**Listed entries**
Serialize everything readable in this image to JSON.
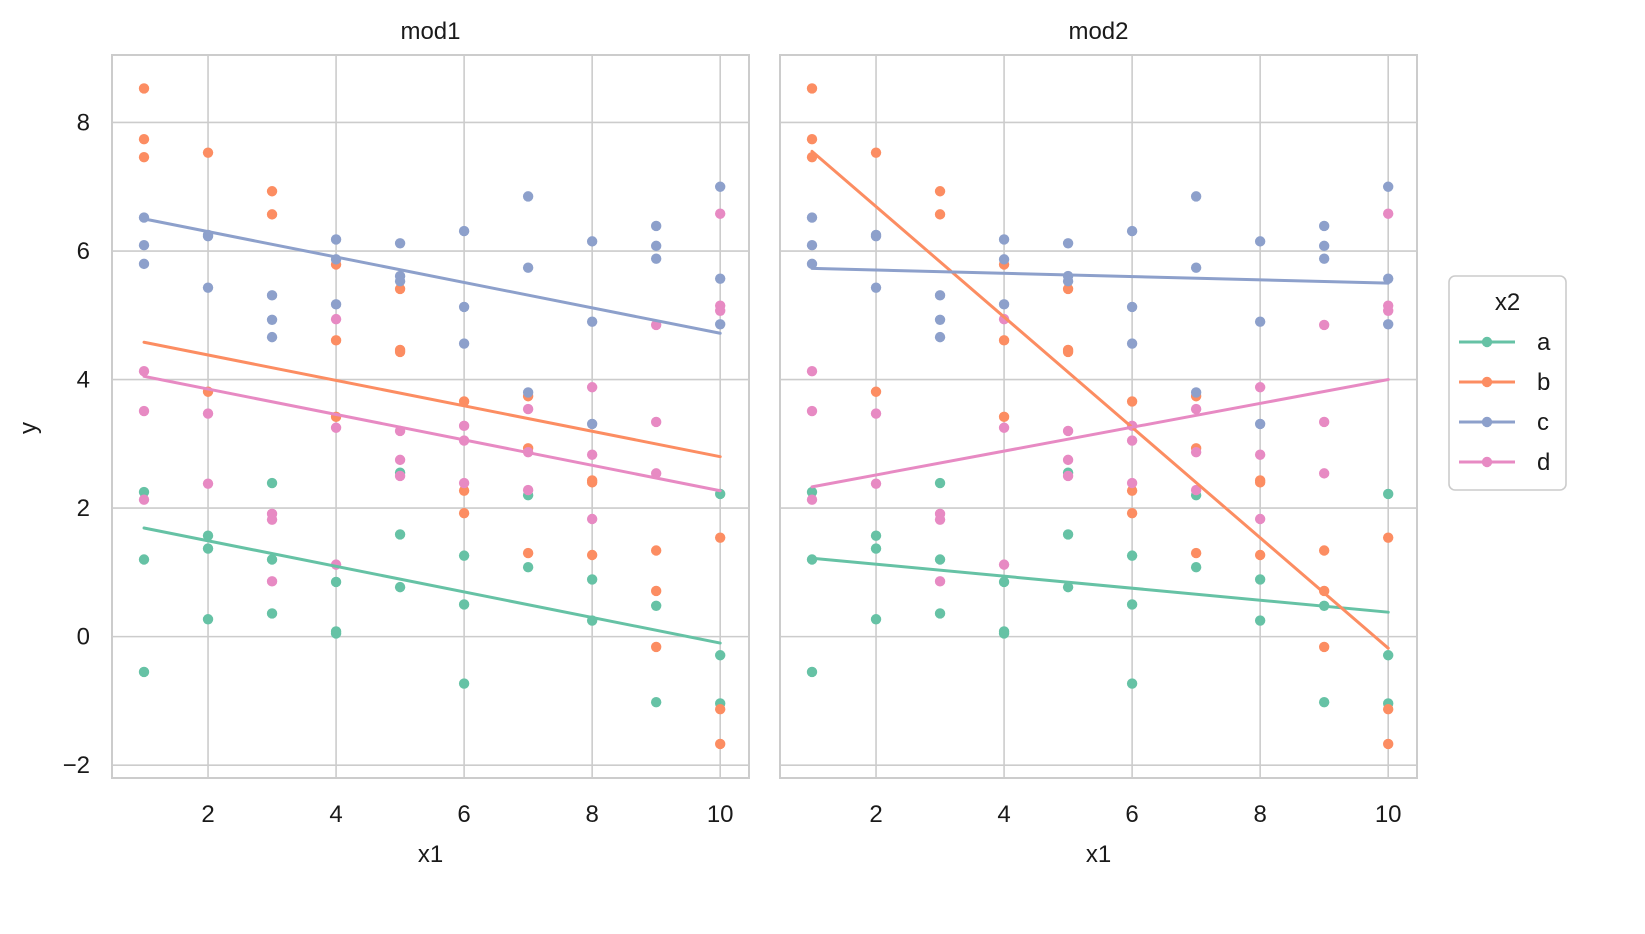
{
  "chart_data": {
    "type": "scatter",
    "xlabel": "x1",
    "ylabel": "y",
    "xlim": [
      0.5,
      10.45
    ],
    "ylim": [
      -2.2,
      9.05
    ],
    "xticks": [
      2,
      4,
      6,
      8,
      10
    ],
    "yticks": [
      -2,
      0,
      2,
      4,
      6,
      8
    ],
    "grid": true,
    "legend": {
      "title": "x2",
      "placement": "right",
      "entries": [
        "a",
        "b",
        "c",
        "d"
      ]
    },
    "colors": {
      "a": "#66c2a5",
      "b": "#fc8d62",
      "c": "#8da0cb",
      "d": "#e78ac3"
    },
    "points": {
      "a": [
        [
          1,
          2.25
        ],
        [
          1,
          1.2
        ],
        [
          1,
          -0.55
        ],
        [
          2,
          1.57
        ],
        [
          2,
          1.37
        ],
        [
          2,
          0.27
        ],
        [
          3,
          2.39
        ],
        [
          3,
          1.2
        ],
        [
          3,
          0.36
        ],
        [
          4,
          0.85
        ],
        [
          4,
          0.08
        ],
        [
          4,
          0.05
        ],
        [
          5,
          2.55
        ],
        [
          5,
          1.59
        ],
        [
          5,
          0.77
        ],
        [
          6,
          1.26
        ],
        [
          6,
          0.5
        ],
        [
          6,
          -0.73
        ],
        [
          7,
          2.2
        ],
        [
          7,
          1.08
        ],
        [
          8,
          0.89
        ],
        [
          8,
          0.25
        ],
        [
          9,
          0.48
        ],
        [
          9,
          -1.02
        ],
        [
          10,
          2.22
        ],
        [
          10,
          -0.29
        ],
        [
          10,
          -1.04
        ]
      ],
      "b": [
        [
          1,
          8.53
        ],
        [
          1,
          7.74
        ],
        [
          1,
          7.46
        ],
        [
          2,
          7.53
        ],
        [
          2,
          3.81
        ],
        [
          3,
          6.93
        ],
        [
          3,
          6.57
        ],
        [
          4,
          5.79
        ],
        [
          4,
          4.61
        ],
        [
          4,
          3.42
        ],
        [
          5,
          5.41
        ],
        [
          5,
          4.46
        ],
        [
          5,
          4.43
        ],
        [
          6,
          3.66
        ],
        [
          6,
          2.27
        ],
        [
          6,
          1.92
        ],
        [
          7,
          3.74
        ],
        [
          7,
          2.93
        ],
        [
          7,
          1.3
        ],
        [
          8,
          2.43
        ],
        [
          8,
          2.4
        ],
        [
          8,
          1.27
        ],
        [
          9,
          1.34
        ],
        [
          9,
          0.71
        ],
        [
          9,
          -0.16
        ],
        [
          10,
          1.54
        ],
        [
          10,
          -1.13
        ],
        [
          10,
          -1.67
        ]
      ],
      "c": [
        [
          1,
          6.52
        ],
        [
          1,
          6.09
        ],
        [
          1,
          5.8
        ],
        [
          2,
          6.25
        ],
        [
          2,
          6.23
        ],
        [
          2,
          5.43
        ],
        [
          3,
          5.31
        ],
        [
          3,
          4.93
        ],
        [
          3,
          4.66
        ],
        [
          4,
          6.18
        ],
        [
          4,
          5.87
        ],
        [
          4,
          5.17
        ],
        [
          5,
          6.12
        ],
        [
          5,
          5.61
        ],
        [
          5,
          5.53
        ],
        [
          6,
          6.31
        ],
        [
          6,
          5.13
        ],
        [
          6,
          4.56
        ],
        [
          7,
          6.85
        ],
        [
          7,
          5.74
        ],
        [
          7,
          3.8
        ],
        [
          8,
          6.15
        ],
        [
          8,
          4.9
        ],
        [
          8,
          3.31
        ],
        [
          9,
          6.39
        ],
        [
          9,
          6.08
        ],
        [
          9,
          5.88
        ],
        [
          10,
          7.0
        ],
        [
          10,
          5.57
        ],
        [
          10,
          4.86
        ]
      ],
      "d": [
        [
          1,
          4.13
        ],
        [
          1,
          3.51
        ],
        [
          1,
          2.13
        ],
        [
          2,
          3.47
        ],
        [
          2,
          2.38
        ],
        [
          3,
          1.91
        ],
        [
          3,
          1.82
        ],
        [
          3,
          0.86
        ],
        [
          4,
          4.94
        ],
        [
          4,
          3.25
        ],
        [
          4,
          1.12
        ],
        [
          5,
          3.2
        ],
        [
          5,
          2.75
        ],
        [
          5,
          2.5
        ],
        [
          6,
          3.28
        ],
        [
          6,
          3.05
        ],
        [
          6,
          2.39
        ],
        [
          7,
          3.54
        ],
        [
          7,
          2.87
        ],
        [
          7,
          2.28
        ],
        [
          8,
          3.88
        ],
        [
          8,
          2.83
        ],
        [
          8,
          1.83
        ],
        [
          9,
          4.85
        ],
        [
          9,
          3.34
        ],
        [
          9,
          2.54
        ],
        [
          10,
          6.58
        ],
        [
          10,
          5.15
        ],
        [
          10,
          5.07
        ]
      ]
    },
    "panels": [
      {
        "title": "mod1",
        "lines": {
          "a": [
            [
              1,
              1.69
            ],
            [
              10,
              -0.1
            ]
          ],
          "b": [
            [
              1,
              4.58
            ],
            [
              10,
              2.8
            ]
          ],
          "c": [
            [
              1,
              6.5
            ],
            [
              10,
              4.72
            ]
          ],
          "d": [
            [
              1,
              4.05
            ],
            [
              10,
              2.27
            ]
          ]
        }
      },
      {
        "title": "mod2",
        "lines": {
          "a": [
            [
              1,
              1.22
            ],
            [
              10,
              0.38
            ]
          ],
          "b": [
            [
              1,
              7.55
            ],
            [
              10,
              -0.18
            ]
          ],
          "c": [
            [
              1,
              5.73
            ],
            [
              10,
              5.5
            ]
          ],
          "d": [
            [
              1,
              2.33
            ],
            [
              10,
              4.0
            ]
          ]
        }
      }
    ]
  }
}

**Exercise instructions**
Quote the material in full and exactly; do not carry over its pictures.

**Task answer**
Serialize everything readable in this image to JSON.
{
  "chart_data": {
    "type": "scatter",
    "xlabel": "x1",
    "ylabel": "y",
    "xlim": [
      0.5,
      10.45
    ],
    "ylim": [
      -2.2,
      9.05
    ],
    "xticks": [
      2,
      4,
      6,
      8,
      10
    ],
    "yticks": [
      -2,
      0,
      2,
      4,
      6,
      8
    ],
    "grid": true,
    "legend": {
      "title": "x2",
      "placement": "right",
      "entries": [
        "a",
        "b",
        "c",
        "d"
      ]
    },
    "colors": {
      "a": "#66c2a5",
      "b": "#fc8d62",
      "c": "#8da0cb",
      "d": "#e78ac3"
    },
    "points": {
      "a": [
        [
          1,
          2.25
        ],
        [
          1,
          1.2
        ],
        [
          1,
          -0.55
        ],
        [
          2,
          1.57
        ],
        [
          2,
          1.37
        ],
        [
          2,
          0.27
        ],
        [
          3,
          2.39
        ],
        [
          3,
          1.2
        ],
        [
          3,
          0.36
        ],
        [
          4,
          0.85
        ],
        [
          4,
          0.08
        ],
        [
          4,
          0.05
        ],
        [
          5,
          2.55
        ],
        [
          5,
          1.59
        ],
        [
          5,
          0.77
        ],
        [
          6,
          1.26
        ],
        [
          6,
          0.5
        ],
        [
          6,
          -0.73
        ],
        [
          7,
          2.2
        ],
        [
          7,
          1.08
        ],
        [
          8,
          0.89
        ],
        [
          8,
          0.25
        ],
        [
          9,
          0.48
        ],
        [
          9,
          -1.02
        ],
        [
          10,
          2.22
        ],
        [
          10,
          -0.29
        ],
        [
          10,
          -1.04
        ]
      ],
      "b": [
        [
          1,
          8.53
        ],
        [
          1,
          7.74
        ],
        [
          1,
          7.46
        ],
        [
          2,
          7.53
        ],
        [
          2,
          3.81
        ],
        [
          3,
          6.93
        ],
        [
          3,
          6.57
        ],
        [
          4,
          5.79
        ],
        [
          4,
          4.61
        ],
        [
          4,
          3.42
        ],
        [
          5,
          5.41
        ],
        [
          5,
          4.46
        ],
        [
          5,
          4.43
        ],
        [
          6,
          3.66
        ],
        [
          6,
          2.27
        ],
        [
          6,
          1.92
        ],
        [
          7,
          3.74
        ],
        [
          7,
          2.93
        ],
        [
          7,
          1.3
        ],
        [
          8,
          2.43
        ],
        [
          8,
          2.4
        ],
        [
          8,
          1.27
        ],
        [
          9,
          1.34
        ],
        [
          9,
          0.71
        ],
        [
          9,
          -0.16
        ],
        [
          10,
          1.54
        ],
        [
          10,
          -1.13
        ],
        [
          10,
          -1.67
        ]
      ],
      "c": [
        [
          1,
          6.52
        ],
        [
          1,
          6.09
        ],
        [
          1,
          5.8
        ],
        [
          2,
          6.25
        ],
        [
          2,
          6.23
        ],
        [
          2,
          5.43
        ],
        [
          3,
          5.31
        ],
        [
          3,
          4.93
        ],
        [
          3,
          4.66
        ],
        [
          4,
          6.18
        ],
        [
          4,
          5.87
        ],
        [
          4,
          5.17
        ],
        [
          5,
          6.12
        ],
        [
          5,
          5.61
        ],
        [
          5,
          5.53
        ],
        [
          6,
          6.31
        ],
        [
          6,
          5.13
        ],
        [
          6,
          4.56
        ],
        [
          7,
          6.85
        ],
        [
          7,
          5.74
        ],
        [
          7,
          3.8
        ],
        [
          8,
          6.15
        ],
        [
          8,
          4.9
        ],
        [
          8,
          3.31
        ],
        [
          9,
          6.39
        ],
        [
          9,
          6.08
        ],
        [
          9,
          5.88
        ],
        [
          10,
          7.0
        ],
        [
          10,
          5.57
        ],
        [
          10,
          4.86
        ]
      ],
      "d": [
        [
          1,
          4.13
        ],
        [
          1,
          3.51
        ],
        [
          1,
          2.13
        ],
        [
          2,
          3.47
        ],
        [
          2,
          2.38
        ],
        [
          3,
          1.91
        ],
        [
          3,
          1.82
        ],
        [
          3,
          0.86
        ],
        [
          4,
          4.94
        ],
        [
          4,
          3.25
        ],
        [
          4,
          1.12
        ],
        [
          5,
          3.2
        ],
        [
          5,
          2.75
        ],
        [
          5,
          2.5
        ],
        [
          6,
          3.28
        ],
        [
          6,
          3.05
        ],
        [
          6,
          2.39
        ],
        [
          7,
          3.54
        ],
        [
          7,
          2.87
        ],
        [
          7,
          2.28
        ],
        [
          8,
          3.88
        ],
        [
          8,
          2.83
        ],
        [
          8,
          1.83
        ],
        [
          9,
          4.85
        ],
        [
          9,
          3.34
        ],
        [
          9,
          2.54
        ],
        [
          10,
          6.58
        ],
        [
          10,
          5.15
        ],
        [
          10,
          5.07
        ]
      ]
    },
    "panels": [
      {
        "title": "mod1",
        "lines": {
          "a": [
            [
              1,
              1.69
            ],
            [
              10,
              -0.1
            ]
          ],
          "b": [
            [
              1,
              4.58
            ],
            [
              10,
              2.8
            ]
          ],
          "c": [
            [
              1,
              6.5
            ],
            [
              10,
              4.72
            ]
          ],
          "d": [
            [
              1,
              4.05
            ],
            [
              10,
              2.27
            ]
          ]
        }
      },
      {
        "title": "mod2",
        "lines": {
          "a": [
            [
              1,
              1.22
            ],
            [
              10,
              0.38
            ]
          ],
          "b": [
            [
              1,
              7.55
            ],
            [
              10,
              -0.18
            ]
          ],
          "c": [
            [
              1,
              5.73
            ],
            [
              10,
              5.5
            ]
          ],
          "d": [
            [
              1,
              2.33
            ],
            [
              10,
              4.0
            ]
          ]
        }
      }
    ]
  }
}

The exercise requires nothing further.